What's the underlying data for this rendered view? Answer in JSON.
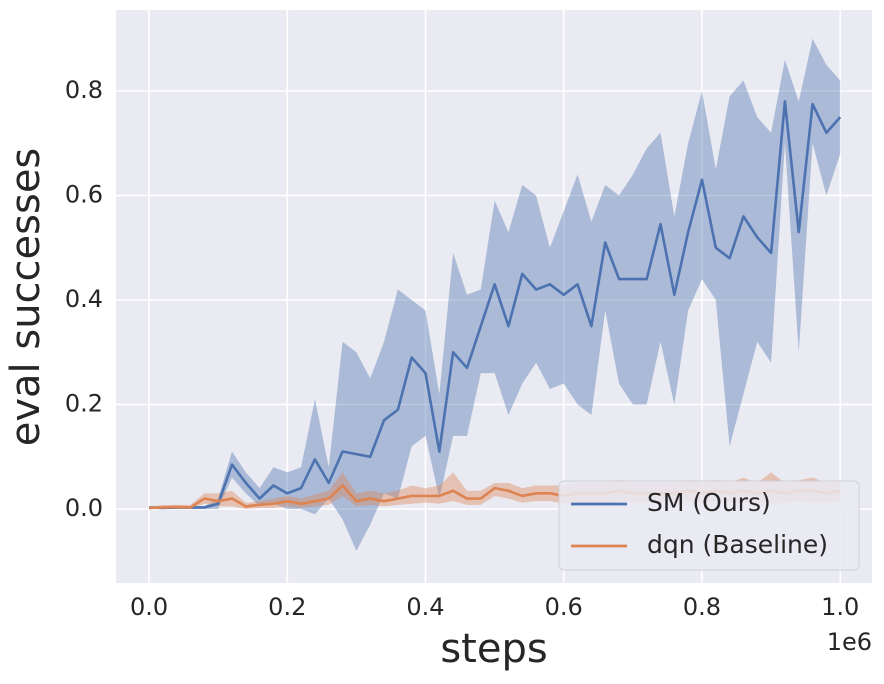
{
  "chart_data": {
    "type": "line",
    "x_label": "steps",
    "y_label": "eval successes",
    "x_offset_label": "1e6",
    "x": [
      0,
      0.02,
      0.04,
      0.06,
      0.08,
      0.1,
      0.12,
      0.14,
      0.16,
      0.18,
      0.2,
      0.22,
      0.24,
      0.26,
      0.28,
      0.3,
      0.32,
      0.34,
      0.36,
      0.38,
      0.4,
      0.42,
      0.44,
      0.46,
      0.48,
      0.5,
      0.52,
      0.54,
      0.56,
      0.58,
      0.6,
      0.62,
      0.64,
      0.66,
      0.68,
      0.7,
      0.72,
      0.74,
      0.76,
      0.78,
      0.8,
      0.82,
      0.84,
      0.86,
      0.88,
      0.9,
      0.92,
      0.94,
      0.96,
      0.98,
      1.0
    ],
    "series": [
      {
        "name": "SM (Ours)",
        "color": "#4c72b0",
        "values": [
          0.003,
          0.002,
          0.003,
          0.003,
          0.003,
          0.01,
          0.085,
          0.05,
          0.02,
          0.045,
          0.03,
          0.04,
          0.095,
          0.05,
          0.11,
          0.105,
          0.1,
          0.17,
          0.19,
          0.29,
          0.26,
          0.11,
          0.3,
          0.27,
          0.35,
          0.43,
          0.35,
          0.45,
          0.42,
          0.43,
          0.41,
          0.43,
          0.35,
          0.51,
          0.44,
          0.44,
          0.44,
          0.545,
          0.41,
          0.53,
          0.63,
          0.5,
          0.48,
          0.56,
          0.52,
          0.49,
          0.78,
          0.53,
          0.775,
          0.72,
          0.75
        ],
        "upper": [
          0.005,
          0.005,
          0.005,
          0.005,
          0.005,
          0.02,
          0.11,
          0.07,
          0.04,
          0.08,
          0.07,
          0.08,
          0.21,
          0.08,
          0.32,
          0.3,
          0.25,
          0.32,
          0.42,
          0.4,
          0.38,
          0.22,
          0.49,
          0.41,
          0.42,
          0.59,
          0.53,
          0.62,
          0.6,
          0.5,
          0.57,
          0.64,
          0.55,
          0.62,
          0.6,
          0.64,
          0.69,
          0.72,
          0.56,
          0.7,
          0.8,
          0.65,
          0.79,
          0.82,
          0.75,
          0.72,
          0.86,
          0.78,
          0.9,
          0.85,
          0.82
        ],
        "lower": [
          0,
          0,
          0,
          0,
          0,
          0,
          0.06,
          0.03,
          0.005,
          0.01,
          0,
          0,
          -0.01,
          0.02,
          -0.02,
          -0.08,
          -0.03,
          0.03,
          0.02,
          0.12,
          0.14,
          0.02,
          0.14,
          0.14,
          0.26,
          0.26,
          0.18,
          0.24,
          0.28,
          0.23,
          0.24,
          0.2,
          0.18,
          0.38,
          0.24,
          0.2,
          0.2,
          0.32,
          0.2,
          0.38,
          0.44,
          0.4,
          0.12,
          0.22,
          0.32,
          0.28,
          0.7,
          0.3,
          0.7,
          0.6,
          0.68
        ]
      },
      {
        "name": "dqn (Baseline)",
        "color": "#dd8452",
        "values": [
          0.002,
          0.003,
          0.004,
          0.003,
          0.02,
          0.015,
          0.02,
          0.005,
          0.008,
          0.01,
          0.015,
          0.01,
          0.015,
          0.02,
          0.045,
          0.015,
          0.02,
          0.015,
          0.02,
          0.025,
          0.025,
          0.025,
          0.035,
          0.02,
          0.02,
          0.04,
          0.035,
          0.025,
          0.03,
          0.03,
          0.025,
          0.03,
          0.03,
          0.03,
          0.035,
          0.03,
          0.03,
          0.03,
          0.03,
          0.035,
          0.03,
          0.035,
          0.03,
          0.035,
          0.03,
          0.035,
          0.03,
          0.035,
          0.035,
          0.03,
          0.035
        ],
        "upper": [
          0.005,
          0.008,
          0.008,
          0.008,
          0.03,
          0.03,
          0.035,
          0.012,
          0.015,
          0.02,
          0.025,
          0.02,
          0.028,
          0.035,
          0.07,
          0.03,
          0.035,
          0.03,
          0.035,
          0.045,
          0.04,
          0.045,
          0.07,
          0.035,
          0.035,
          0.05,
          0.05,
          0.04,
          0.045,
          0.045,
          0.045,
          0.05,
          0.05,
          0.05,
          0.055,
          0.05,
          0.05,
          0.05,
          0.05,
          0.055,
          0.05,
          0.055,
          0.05,
          0.06,
          0.05,
          0.07,
          0.05,
          0.055,
          0.06,
          0.05,
          0.055
        ],
        "lower": [
          0,
          0,
          0,
          0,
          0.01,
          0.005,
          0.005,
          0,
          0.002,
          0.002,
          0.005,
          0.002,
          0.005,
          0.008,
          0.025,
          0.005,
          0.008,
          0.005,
          0.008,
          0.01,
          0.012,
          0.01,
          0.015,
          0.008,
          0.008,
          0.025,
          0.02,
          0.012,
          0.015,
          0.015,
          0.01,
          0.012,
          0.012,
          0.012,
          0.015,
          0.012,
          0.012,
          0.012,
          0.012,
          0.015,
          0.012,
          0.015,
          0.012,
          0.012,
          0.012,
          0.01,
          0.012,
          0.015,
          0.012,
          0.012,
          0.015
        ]
      }
    ],
    "xlim": [
      -0.0478,
      1.046
    ],
    "ylim": [
      -0.1416,
      0.955
    ],
    "xticks": [
      {
        "value": 0,
        "label": "0.0"
      },
      0.2,
      0.4,
      0.6,
      0.8,
      {
        "value": 1,
        "label": "1.0"
      }
    ],
    "yticks": [
      {
        "value": 0,
        "label": "0.0"
      },
      0.2,
      0.4,
      0.6,
      0.8
    ],
    "grid": true,
    "legend": "lower right"
  }
}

· · ·

Exclude the pictures and transcribe all of the entries exactly.

What's the underlying data for this rendered view? Answer in JSON.
{
  "chart_data": {
    "type": "line",
    "x_label": "steps",
    "y_label": "eval successes",
    "x_offset_label": "1e6",
    "x": [
      0,
      0.02,
      0.04,
      0.06,
      0.08,
      0.1,
      0.12,
      0.14,
      0.16,
      0.18,
      0.2,
      0.22,
      0.24,
      0.26,
      0.28,
      0.3,
      0.32,
      0.34,
      0.36,
      0.38,
      0.4,
      0.42,
      0.44,
      0.46,
      0.48,
      0.5,
      0.52,
      0.54,
      0.56,
      0.58,
      0.6,
      0.62,
      0.64,
      0.66,
      0.68,
      0.7,
      0.72,
      0.74,
      0.76,
      0.78,
      0.8,
      0.82,
      0.84,
      0.86,
      0.88,
      0.9,
      0.92,
      0.94,
      0.96,
      0.98,
      1.0
    ],
    "series": [
      {
        "name": "SM (Ours)",
        "color": "#4c72b0",
        "values": [
          0.003,
          0.002,
          0.003,
          0.003,
          0.003,
          0.01,
          0.085,
          0.05,
          0.02,
          0.045,
          0.03,
          0.04,
          0.095,
          0.05,
          0.11,
          0.105,
          0.1,
          0.17,
          0.19,
          0.29,
          0.26,
          0.11,
          0.3,
          0.27,
          0.35,
          0.43,
          0.35,
          0.45,
          0.42,
          0.43,
          0.41,
          0.43,
          0.35,
          0.51,
          0.44,
          0.44,
          0.44,
          0.545,
          0.41,
          0.53,
          0.63,
          0.5,
          0.48,
          0.56,
          0.52,
          0.49,
          0.78,
          0.53,
          0.775,
          0.72,
          0.75
        ],
        "upper": [
          0.005,
          0.005,
          0.005,
          0.005,
          0.005,
          0.02,
          0.11,
          0.07,
          0.04,
          0.08,
          0.07,
          0.08,
          0.21,
          0.08,
          0.32,
          0.3,
          0.25,
          0.32,
          0.42,
          0.4,
          0.38,
          0.22,
          0.49,
          0.41,
          0.42,
          0.59,
          0.53,
          0.62,
          0.6,
          0.5,
          0.57,
          0.64,
          0.55,
          0.62,
          0.6,
          0.64,
          0.69,
          0.72,
          0.56,
          0.7,
          0.8,
          0.65,
          0.79,
          0.82,
          0.75,
          0.72,
          0.86,
          0.78,
          0.9,
          0.85,
          0.82
        ],
        "lower": [
          0,
          0,
          0,
          0,
          0,
          0,
          0.06,
          0.03,
          0.005,
          0.01,
          0,
          0,
          -0.01,
          0.02,
          -0.02,
          -0.08,
          -0.03,
          0.03,
          0.02,
          0.12,
          0.14,
          0.02,
          0.14,
          0.14,
          0.26,
          0.26,
          0.18,
          0.24,
          0.28,
          0.23,
          0.24,
          0.2,
          0.18,
          0.38,
          0.24,
          0.2,
          0.2,
          0.32,
          0.2,
          0.38,
          0.44,
          0.4,
          0.12,
          0.22,
          0.32,
          0.28,
          0.7,
          0.3,
          0.7,
          0.6,
          0.68
        ]
      },
      {
        "name": "dqn (Baseline)",
        "color": "#dd8452",
        "values": [
          0.002,
          0.003,
          0.004,
          0.003,
          0.02,
          0.015,
          0.02,
          0.005,
          0.008,
          0.01,
          0.015,
          0.01,
          0.015,
          0.02,
          0.045,
          0.015,
          0.02,
          0.015,
          0.02,
          0.025,
          0.025,
          0.025,
          0.035,
          0.02,
          0.02,
          0.04,
          0.035,
          0.025,
          0.03,
          0.03,
          0.025,
          0.03,
          0.03,
          0.03,
          0.035,
          0.03,
          0.03,
          0.03,
          0.03,
          0.035,
          0.03,
          0.035,
          0.03,
          0.035,
          0.03,
          0.035,
          0.03,
          0.035,
          0.035,
          0.03,
          0.035
        ],
        "upper": [
          0.005,
          0.008,
          0.008,
          0.008,
          0.03,
          0.03,
          0.035,
          0.012,
          0.015,
          0.02,
          0.025,
          0.02,
          0.028,
          0.035,
          0.07,
          0.03,
          0.035,
          0.03,
          0.035,
          0.045,
          0.04,
          0.045,
          0.07,
          0.035,
          0.035,
          0.05,
          0.05,
          0.04,
          0.045,
          0.045,
          0.045,
          0.05,
          0.05,
          0.05,
          0.055,
          0.05,
          0.05,
          0.05,
          0.05,
          0.055,
          0.05,
          0.055,
          0.05,
          0.06,
          0.05,
          0.07,
          0.05,
          0.055,
          0.06,
          0.05,
          0.055
        ],
        "lower": [
          0,
          0,
          0,
          0,
          0.01,
          0.005,
          0.005,
          0,
          0.002,
          0.002,
          0.005,
          0.002,
          0.005,
          0.008,
          0.025,
          0.005,
          0.008,
          0.005,
          0.008,
          0.01,
          0.012,
          0.01,
          0.015,
          0.008,
          0.008,
          0.025,
          0.02,
          0.012,
          0.015,
          0.015,
          0.01,
          0.012,
          0.012,
          0.012,
          0.015,
          0.012,
          0.012,
          0.012,
          0.012,
          0.015,
          0.012,
          0.015,
          0.012,
          0.012,
          0.012,
          0.01,
          0.012,
          0.015,
          0.012,
          0.012,
          0.015
        ]
      }
    ],
    "xlim": [
      -0.0478,
      1.046
    ],
    "ylim": [
      -0.1416,
      0.955
    ],
    "xticks": [
      {
        "value": 0,
        "label": "0.0"
      },
      0.2,
      0.4,
      0.6,
      0.8,
      {
        "value": 1,
        "label": "1.0"
      }
    ],
    "yticks": [
      {
        "value": 0,
        "label": "0.0"
      },
      0.2,
      0.4,
      0.6,
      0.8
    ],
    "grid": true,
    "legend": "lower right"
  }
}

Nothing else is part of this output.